*Task brief*: In your copy, repeat the records exactly and leave out the pictures.

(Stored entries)
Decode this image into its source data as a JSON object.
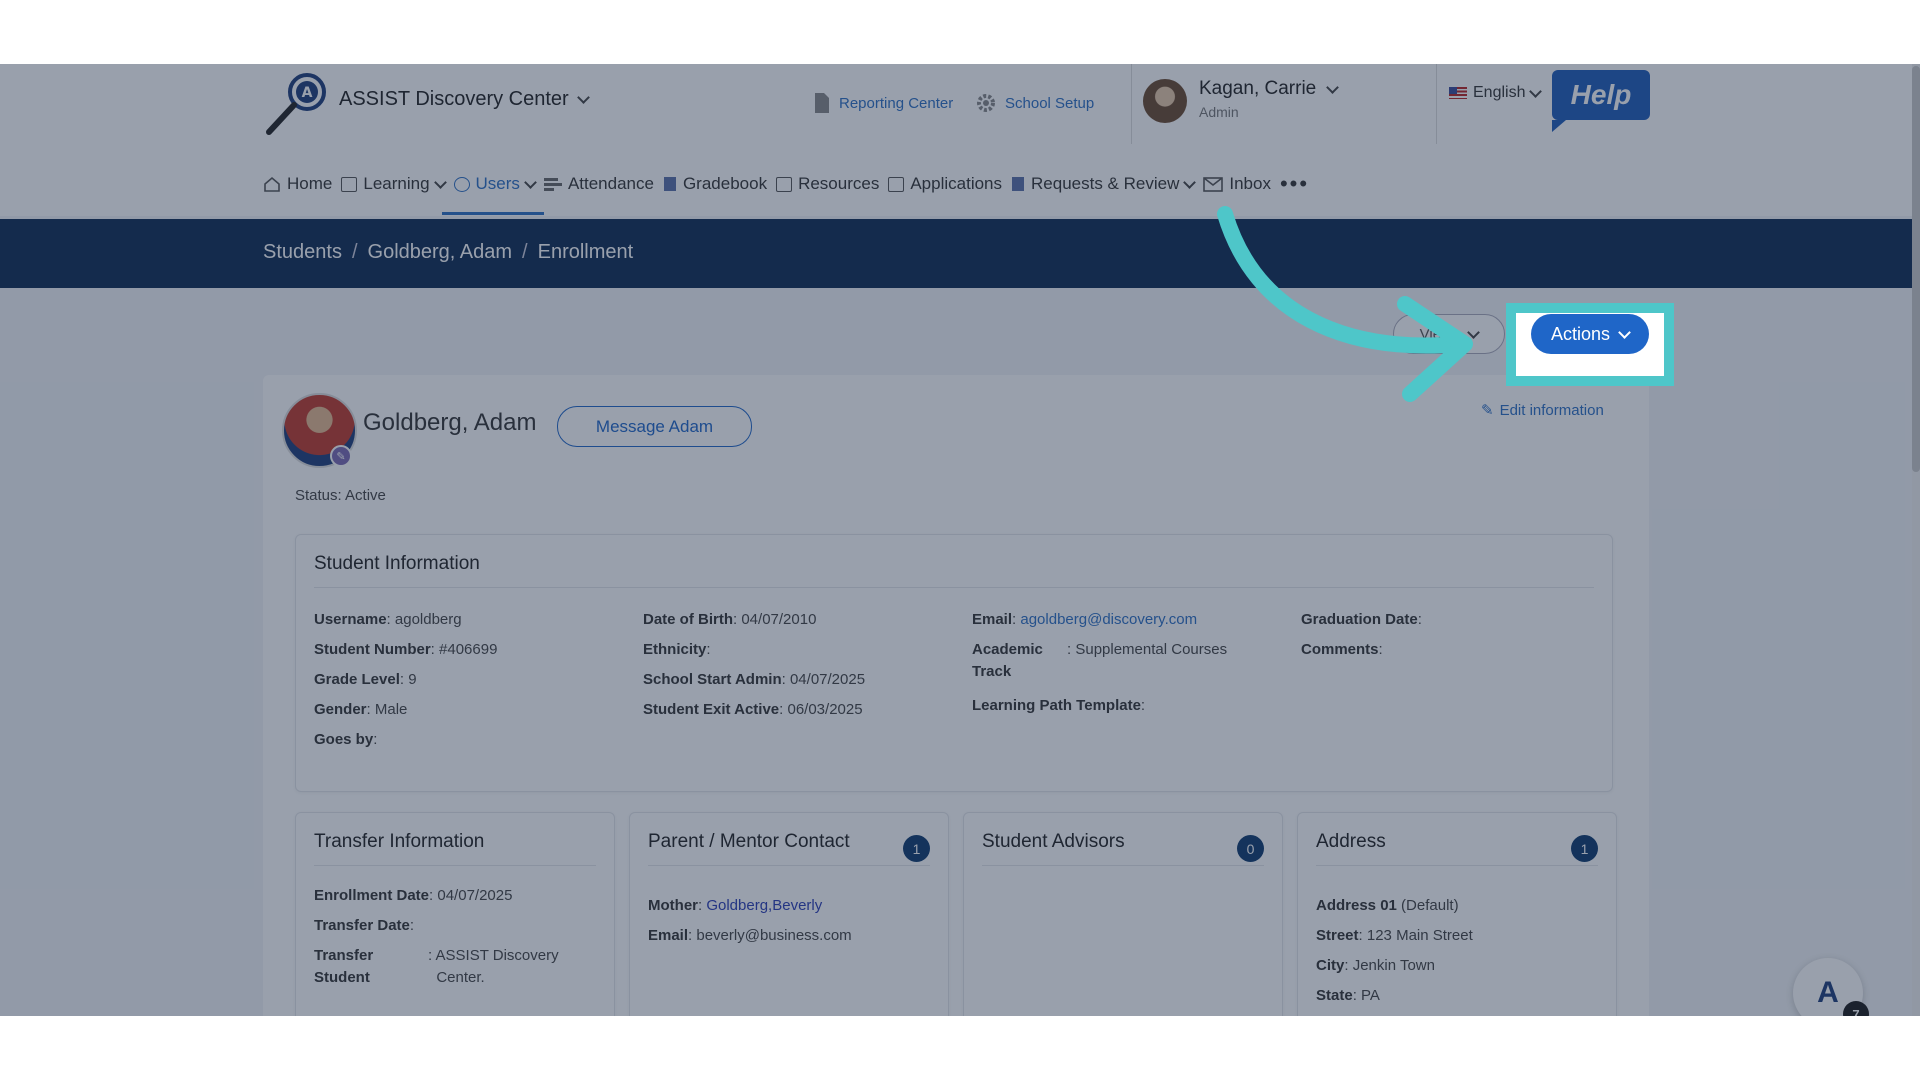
{
  "header": {
    "app_title": "ASSIST Discovery Center",
    "links": [
      {
        "label": "Reporting Center",
        "icon": "document-icon"
      },
      {
        "label": "School Setup",
        "icon": "gear-icon"
      }
    ],
    "user": {
      "name": "Kagan, Carrie",
      "role": "Admin"
    },
    "language": "English",
    "help_label": "Help"
  },
  "nav": {
    "items": [
      {
        "label": "Home",
        "icon": "home-icon"
      },
      {
        "label": "Learning",
        "icon": "grid-icon",
        "dropdown": true
      },
      {
        "label": "Users",
        "icon": "user-icon",
        "dropdown": true,
        "active": true
      },
      {
        "label": "Attendance",
        "icon": "list-icon"
      },
      {
        "label": "Gradebook",
        "icon": "book-icon"
      },
      {
        "label": "Resources",
        "icon": "monitor-icon"
      },
      {
        "label": "Applications",
        "icon": "chat-icon"
      },
      {
        "label": "Requests & Review",
        "icon": "clipboard-icon",
        "dropdown": true
      },
      {
        "label": "Inbox",
        "icon": "mail-icon"
      }
    ],
    "more": "•••"
  },
  "breadcrumb": [
    "Students",
    "Goldberg, Adam",
    "Enrollment"
  ],
  "toolbar": {
    "views_label": "Views",
    "actions_label": "Actions"
  },
  "student": {
    "name": "Goldberg, Adam",
    "message_label": "Message Adam",
    "edit_label": "Edit information",
    "status": "Status: Active"
  },
  "student_info": {
    "title": "Student Information",
    "col1": [
      {
        "label": "Username",
        "value": "agoldberg"
      },
      {
        "label": "Student Number",
        "value": "#406699"
      },
      {
        "label": "Grade Level",
        "value": "9"
      },
      {
        "label": "Gender",
        "value": "Male"
      },
      {
        "label": "Goes by",
        "value": ""
      }
    ],
    "col2": [
      {
        "label": "Date of Birth",
        "value": "04/07/2010"
      },
      {
        "label": "Ethnicity",
        "value": ""
      },
      {
        "label": "School Start Admin",
        "value": "04/07/2025"
      },
      {
        "label": "Student Exit Active",
        "value": "06/03/2025"
      }
    ],
    "email_label": "Email",
    "email_value": "agoldberg@discovery.com",
    "academic_label_1": "Academic",
    "academic_label_2": "Track",
    "academic_value": "Supplemental Courses",
    "lpt_label": "Learning Path Template",
    "col4": [
      {
        "label": "Graduation Date",
        "value": ""
      },
      {
        "label": "Comments",
        "value": ""
      }
    ]
  },
  "transfer": {
    "title": "Transfer Information",
    "enrollment_label": "Enrollment Date",
    "enrollment_value": "04/07/2025",
    "transfer_date_label": "Transfer Date",
    "transfer_student_label_1": "Transfer",
    "transfer_student_label_2": "Student",
    "transfer_student_value_1": "ASSIST Discovery",
    "transfer_student_value_2": "Center."
  },
  "parent": {
    "title": "Parent / Mentor Contact",
    "count": "1",
    "mother_label": "Mother",
    "mother_value": "Goldberg,Beverly",
    "email_label": "Email",
    "email_value": "beverly@business.com"
  },
  "advisors": {
    "title": "Student Advisors",
    "count": "0"
  },
  "address": {
    "title": "Address",
    "count": "1",
    "address_label": "Address 01",
    "address_value": "(Default)",
    "street_label": "Street",
    "street_value": "123 Main Street",
    "city_label": "City",
    "city_value": "Jenkin Town",
    "state_label": "State",
    "state_value": "PA"
  },
  "fab": {
    "badge": "7"
  },
  "colors": {
    "accent": "#1f66c8",
    "crumbbar": "#0d2b52",
    "highlight": "#4ec6c9"
  }
}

*Response to this exercise*:
Decode this image into its source data as a JSON object.
{
  "header": {
    "app_title": "ASSIST Discovery Center",
    "links": [
      {
        "label": "Reporting Center",
        "icon": "document-icon"
      },
      {
        "label": "School Setup",
        "icon": "gear-icon"
      }
    ],
    "user": {
      "name": "Kagan, Carrie",
      "role": "Admin"
    },
    "language": "English",
    "help_label": "Help"
  },
  "nav": {
    "items": [
      {
        "label": "Home",
        "icon": "home-icon"
      },
      {
        "label": "Learning",
        "icon": "grid-icon",
        "dropdown": true
      },
      {
        "label": "Users",
        "icon": "user-icon",
        "dropdown": true,
        "active": true
      },
      {
        "label": "Attendance",
        "icon": "list-icon"
      },
      {
        "label": "Gradebook",
        "icon": "book-icon"
      },
      {
        "label": "Resources",
        "icon": "monitor-icon"
      },
      {
        "label": "Applications",
        "icon": "chat-icon"
      },
      {
        "label": "Requests & Review",
        "icon": "clipboard-icon",
        "dropdown": true
      },
      {
        "label": "Inbox",
        "icon": "mail-icon"
      }
    ],
    "more": "•••"
  },
  "breadcrumb": [
    "Students",
    "Goldberg, Adam",
    "Enrollment"
  ],
  "toolbar": {
    "views_label": "Views",
    "actions_label": "Actions"
  },
  "student": {
    "name": "Goldberg, Adam",
    "message_label": "Message Adam",
    "edit_label": "Edit information",
    "status": "Status: Active"
  },
  "student_info": {
    "title": "Student Information",
    "col1": [
      {
        "label": "Username",
        "value": "agoldberg"
      },
      {
        "label": "Student Number",
        "value": "#406699"
      },
      {
        "label": "Grade Level",
        "value": "9"
      },
      {
        "label": "Gender",
        "value": "Male"
      },
      {
        "label": "Goes by",
        "value": ""
      }
    ],
    "col2": [
      {
        "label": "Date of Birth",
        "value": "04/07/2010"
      },
      {
        "label": "Ethnicity",
        "value": ""
      },
      {
        "label": "School Start Admin",
        "value": "04/07/2025"
      },
      {
        "label": "Student Exit Active",
        "value": "06/03/2025"
      }
    ],
    "email_label": "Email",
    "email_value": "agoldberg@discovery.com",
    "academic_label_1": "Academic",
    "academic_label_2": "Track",
    "academic_value": "Supplemental Courses",
    "lpt_label": "Learning Path Template",
    "col4": [
      {
        "label": "Graduation Date",
        "value": ""
      },
      {
        "label": "Comments",
        "value": ""
      }
    ]
  },
  "transfer": {
    "title": "Transfer Information",
    "enrollment_label": "Enrollment Date",
    "enrollment_value": "04/07/2025",
    "transfer_date_label": "Transfer Date",
    "transfer_student_label_1": "Transfer",
    "transfer_student_label_2": "Student",
    "transfer_student_value_1": "ASSIST Discovery",
    "transfer_student_value_2": "Center."
  },
  "parent": {
    "title": "Parent / Mentor Contact",
    "count": "1",
    "mother_label": "Mother",
    "mother_value": "Goldberg,Beverly",
    "email_label": "Email",
    "email_value": "beverly@business.com"
  },
  "advisors": {
    "title": "Student Advisors",
    "count": "0"
  },
  "address": {
    "title": "Address",
    "count": "1",
    "address_label": "Address 01",
    "address_value": "(Default)",
    "street_label": "Street",
    "street_value": "123 Main Street",
    "city_label": "City",
    "city_value": "Jenkin Town",
    "state_label": "State",
    "state_value": "PA"
  },
  "fab": {
    "badge": "7"
  },
  "colors": {
    "accent": "#1f66c8",
    "crumbbar": "#0d2b52",
    "highlight": "#4ec6c9"
  }
}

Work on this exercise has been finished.